■ **THE TASK**:
Find the word "title" in the data. Return every line where it appears.

Data entries:

----------------------------------------

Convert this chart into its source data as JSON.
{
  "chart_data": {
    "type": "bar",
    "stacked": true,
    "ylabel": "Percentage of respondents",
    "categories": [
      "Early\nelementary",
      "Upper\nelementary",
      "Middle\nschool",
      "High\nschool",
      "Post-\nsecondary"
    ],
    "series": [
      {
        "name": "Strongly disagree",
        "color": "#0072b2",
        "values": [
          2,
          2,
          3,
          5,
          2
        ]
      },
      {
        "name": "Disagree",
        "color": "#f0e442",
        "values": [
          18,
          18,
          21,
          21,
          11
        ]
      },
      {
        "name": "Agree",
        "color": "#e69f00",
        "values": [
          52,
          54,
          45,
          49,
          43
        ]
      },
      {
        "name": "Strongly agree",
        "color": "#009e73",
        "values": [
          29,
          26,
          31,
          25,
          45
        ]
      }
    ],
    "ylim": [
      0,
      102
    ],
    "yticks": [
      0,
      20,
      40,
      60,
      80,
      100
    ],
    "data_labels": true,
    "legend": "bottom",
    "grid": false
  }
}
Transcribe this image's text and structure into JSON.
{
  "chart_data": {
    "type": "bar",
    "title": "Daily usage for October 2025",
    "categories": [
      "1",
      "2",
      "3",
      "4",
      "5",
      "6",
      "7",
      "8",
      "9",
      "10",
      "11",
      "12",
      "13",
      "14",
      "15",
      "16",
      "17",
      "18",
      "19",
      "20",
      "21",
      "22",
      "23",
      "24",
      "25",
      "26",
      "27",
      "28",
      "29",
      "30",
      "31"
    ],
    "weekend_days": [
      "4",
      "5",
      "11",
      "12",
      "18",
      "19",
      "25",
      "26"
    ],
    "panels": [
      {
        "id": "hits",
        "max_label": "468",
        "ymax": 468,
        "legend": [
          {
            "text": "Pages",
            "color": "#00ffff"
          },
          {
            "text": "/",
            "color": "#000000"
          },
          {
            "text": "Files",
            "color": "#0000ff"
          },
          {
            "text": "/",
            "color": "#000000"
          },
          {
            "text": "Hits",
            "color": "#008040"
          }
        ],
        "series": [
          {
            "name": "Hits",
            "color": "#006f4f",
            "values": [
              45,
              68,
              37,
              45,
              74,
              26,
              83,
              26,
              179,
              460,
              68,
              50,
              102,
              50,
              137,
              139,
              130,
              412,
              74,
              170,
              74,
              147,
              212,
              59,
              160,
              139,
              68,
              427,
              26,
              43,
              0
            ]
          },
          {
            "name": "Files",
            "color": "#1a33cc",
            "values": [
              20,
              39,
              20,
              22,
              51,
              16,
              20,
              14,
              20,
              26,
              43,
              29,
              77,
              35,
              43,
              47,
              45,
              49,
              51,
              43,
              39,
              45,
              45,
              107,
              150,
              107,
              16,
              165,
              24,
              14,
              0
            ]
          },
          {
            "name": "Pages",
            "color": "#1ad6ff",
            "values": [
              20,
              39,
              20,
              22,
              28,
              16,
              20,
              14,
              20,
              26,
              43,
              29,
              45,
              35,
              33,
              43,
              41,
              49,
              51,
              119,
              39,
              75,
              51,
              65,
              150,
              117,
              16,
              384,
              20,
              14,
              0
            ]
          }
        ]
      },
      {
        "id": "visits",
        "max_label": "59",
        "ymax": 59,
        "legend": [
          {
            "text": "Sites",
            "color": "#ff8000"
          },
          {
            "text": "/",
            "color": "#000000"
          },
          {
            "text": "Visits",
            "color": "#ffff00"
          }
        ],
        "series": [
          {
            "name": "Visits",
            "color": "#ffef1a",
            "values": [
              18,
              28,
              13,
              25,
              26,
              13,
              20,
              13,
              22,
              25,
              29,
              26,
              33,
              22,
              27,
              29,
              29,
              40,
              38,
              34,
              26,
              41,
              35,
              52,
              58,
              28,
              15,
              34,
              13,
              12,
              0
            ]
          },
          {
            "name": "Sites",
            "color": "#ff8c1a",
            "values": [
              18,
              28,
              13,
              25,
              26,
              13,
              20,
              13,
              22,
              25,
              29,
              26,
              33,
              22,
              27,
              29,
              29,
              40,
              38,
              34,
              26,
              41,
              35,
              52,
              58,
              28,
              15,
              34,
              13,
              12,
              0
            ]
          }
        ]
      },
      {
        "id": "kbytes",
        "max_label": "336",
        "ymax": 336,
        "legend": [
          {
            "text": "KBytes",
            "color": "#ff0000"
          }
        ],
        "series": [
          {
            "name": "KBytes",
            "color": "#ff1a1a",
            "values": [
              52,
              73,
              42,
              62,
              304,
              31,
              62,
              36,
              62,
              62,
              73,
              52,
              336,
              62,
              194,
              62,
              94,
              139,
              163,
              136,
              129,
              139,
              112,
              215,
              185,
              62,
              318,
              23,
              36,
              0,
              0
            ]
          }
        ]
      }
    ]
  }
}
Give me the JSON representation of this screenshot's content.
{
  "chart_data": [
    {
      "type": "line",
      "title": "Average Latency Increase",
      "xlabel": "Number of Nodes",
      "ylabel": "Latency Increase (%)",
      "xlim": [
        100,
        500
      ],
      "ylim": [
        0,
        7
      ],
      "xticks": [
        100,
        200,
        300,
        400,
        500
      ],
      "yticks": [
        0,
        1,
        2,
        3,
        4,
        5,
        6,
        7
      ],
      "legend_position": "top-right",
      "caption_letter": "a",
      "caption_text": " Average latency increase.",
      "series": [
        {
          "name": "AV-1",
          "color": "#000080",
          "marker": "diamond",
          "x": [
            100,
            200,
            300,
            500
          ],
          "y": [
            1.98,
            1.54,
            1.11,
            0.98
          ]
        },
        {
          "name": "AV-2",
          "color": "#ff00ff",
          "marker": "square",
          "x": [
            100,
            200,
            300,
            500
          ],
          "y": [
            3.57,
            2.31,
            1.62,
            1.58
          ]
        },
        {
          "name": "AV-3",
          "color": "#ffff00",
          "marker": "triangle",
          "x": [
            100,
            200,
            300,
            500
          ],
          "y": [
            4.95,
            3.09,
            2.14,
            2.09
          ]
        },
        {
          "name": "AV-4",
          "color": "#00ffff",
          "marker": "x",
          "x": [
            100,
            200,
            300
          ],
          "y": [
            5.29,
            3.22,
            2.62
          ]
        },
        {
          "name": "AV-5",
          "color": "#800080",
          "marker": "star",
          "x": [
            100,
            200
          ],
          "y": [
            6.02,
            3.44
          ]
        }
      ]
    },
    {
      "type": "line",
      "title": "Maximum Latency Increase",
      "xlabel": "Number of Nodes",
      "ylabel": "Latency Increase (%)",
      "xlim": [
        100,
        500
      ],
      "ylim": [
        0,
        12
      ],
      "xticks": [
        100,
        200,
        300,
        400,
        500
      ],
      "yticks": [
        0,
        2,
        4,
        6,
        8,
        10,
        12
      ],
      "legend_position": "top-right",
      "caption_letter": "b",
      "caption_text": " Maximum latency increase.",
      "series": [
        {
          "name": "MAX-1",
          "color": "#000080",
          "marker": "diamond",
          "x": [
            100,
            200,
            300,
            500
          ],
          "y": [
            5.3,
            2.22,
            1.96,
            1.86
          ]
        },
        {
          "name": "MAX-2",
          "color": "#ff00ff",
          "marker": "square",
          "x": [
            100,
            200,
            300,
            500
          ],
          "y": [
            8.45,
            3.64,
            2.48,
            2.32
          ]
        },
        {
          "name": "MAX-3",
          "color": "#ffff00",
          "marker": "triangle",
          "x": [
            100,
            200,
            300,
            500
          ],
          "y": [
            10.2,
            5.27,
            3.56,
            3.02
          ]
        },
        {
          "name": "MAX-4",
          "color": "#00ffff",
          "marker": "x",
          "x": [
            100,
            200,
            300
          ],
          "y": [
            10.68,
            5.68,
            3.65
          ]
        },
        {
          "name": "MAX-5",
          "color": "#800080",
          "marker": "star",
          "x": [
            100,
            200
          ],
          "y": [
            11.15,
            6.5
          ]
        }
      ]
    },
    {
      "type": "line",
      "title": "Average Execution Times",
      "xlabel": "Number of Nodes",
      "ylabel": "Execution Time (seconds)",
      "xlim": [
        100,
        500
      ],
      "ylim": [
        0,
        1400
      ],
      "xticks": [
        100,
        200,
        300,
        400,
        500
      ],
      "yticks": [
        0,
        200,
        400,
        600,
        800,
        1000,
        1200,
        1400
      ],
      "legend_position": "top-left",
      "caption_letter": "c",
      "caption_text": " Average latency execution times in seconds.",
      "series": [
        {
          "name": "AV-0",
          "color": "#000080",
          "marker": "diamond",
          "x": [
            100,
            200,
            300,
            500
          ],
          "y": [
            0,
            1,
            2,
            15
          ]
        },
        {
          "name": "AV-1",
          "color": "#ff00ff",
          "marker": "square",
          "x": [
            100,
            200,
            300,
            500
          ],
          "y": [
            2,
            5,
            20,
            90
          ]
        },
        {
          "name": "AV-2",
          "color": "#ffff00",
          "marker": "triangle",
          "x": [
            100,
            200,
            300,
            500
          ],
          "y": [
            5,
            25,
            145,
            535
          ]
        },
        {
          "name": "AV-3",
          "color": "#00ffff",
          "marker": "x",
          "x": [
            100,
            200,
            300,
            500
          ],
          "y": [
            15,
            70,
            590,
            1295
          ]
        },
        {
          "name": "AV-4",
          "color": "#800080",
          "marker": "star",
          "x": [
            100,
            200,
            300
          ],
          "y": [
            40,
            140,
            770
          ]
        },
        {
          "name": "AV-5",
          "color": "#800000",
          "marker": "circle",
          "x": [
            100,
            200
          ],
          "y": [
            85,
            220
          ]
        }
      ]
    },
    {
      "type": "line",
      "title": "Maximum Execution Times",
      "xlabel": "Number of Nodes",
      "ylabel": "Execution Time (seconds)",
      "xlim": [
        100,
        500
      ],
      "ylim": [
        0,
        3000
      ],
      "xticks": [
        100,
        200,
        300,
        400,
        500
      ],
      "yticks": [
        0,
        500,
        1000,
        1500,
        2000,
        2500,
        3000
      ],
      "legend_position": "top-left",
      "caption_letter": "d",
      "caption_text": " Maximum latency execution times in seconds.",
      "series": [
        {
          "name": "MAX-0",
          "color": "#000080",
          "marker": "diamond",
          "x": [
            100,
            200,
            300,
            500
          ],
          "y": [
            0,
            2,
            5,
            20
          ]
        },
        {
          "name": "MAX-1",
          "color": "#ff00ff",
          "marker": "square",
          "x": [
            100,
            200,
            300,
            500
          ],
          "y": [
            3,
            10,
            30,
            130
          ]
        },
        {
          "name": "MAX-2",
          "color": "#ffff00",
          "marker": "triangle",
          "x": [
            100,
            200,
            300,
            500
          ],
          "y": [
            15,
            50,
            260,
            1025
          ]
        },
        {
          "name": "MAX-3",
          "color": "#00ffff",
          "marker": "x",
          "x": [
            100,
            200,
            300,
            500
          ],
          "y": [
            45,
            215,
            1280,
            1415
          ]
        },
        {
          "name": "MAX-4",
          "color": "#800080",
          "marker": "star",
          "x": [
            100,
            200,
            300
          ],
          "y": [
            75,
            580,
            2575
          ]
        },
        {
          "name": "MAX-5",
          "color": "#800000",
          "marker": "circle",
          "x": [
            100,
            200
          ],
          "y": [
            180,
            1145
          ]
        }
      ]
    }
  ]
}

----------------------------------------

■ **CORRECT RESPONSE**:
    "title": "Daily usage for October 2025",
      "title": "Average Latency Increase",
      "title": "Maximum Latency Increase",
      "title": "Average Execution Times",
      "title": "Maximum Execution Times",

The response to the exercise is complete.